## EXERCISE PROMPT
Look for "flood" in the listing below. Gather each line that contains it.

Data records:
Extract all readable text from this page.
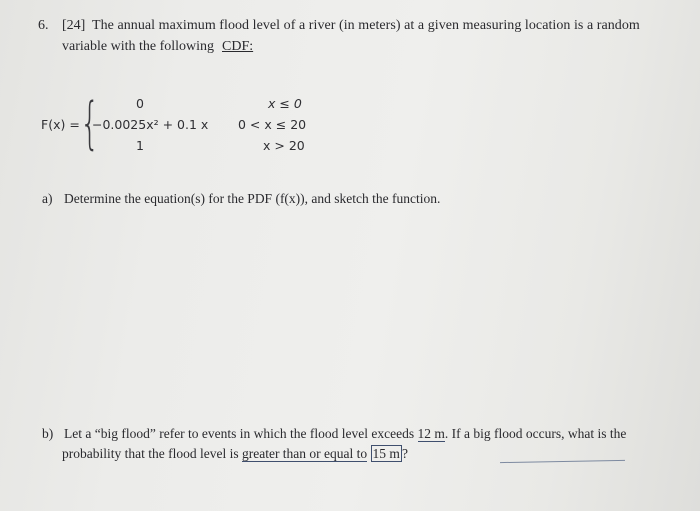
6. [24] The annual maximum flood level of a river (in meters) at a given measuring location is a random
variable with the following CDF:
F(x) = {	0
−0.0025x² + 0.1 x
1
x ≤ 0
0 < x ≤ 20
x > 20
a) Determine the equation(s) for the PDF (f(x)), and sketch the function.
b) Let a “big flood” refer to events in which the flood level exceeds 12 m. If a big flood occurs, what is the
probability that the flood level is greater than or equal to 15 m ?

## EXERCISE SOLUTION
6. [24] The annual maximum flood level of a river (in meters) at a given measuring location is a random
b) Let a “big flood” refer to events in which the flood level exceeds 12 m. If a big flood occurs, what is the
probability that the flood level is greater than or equal to 15 m ?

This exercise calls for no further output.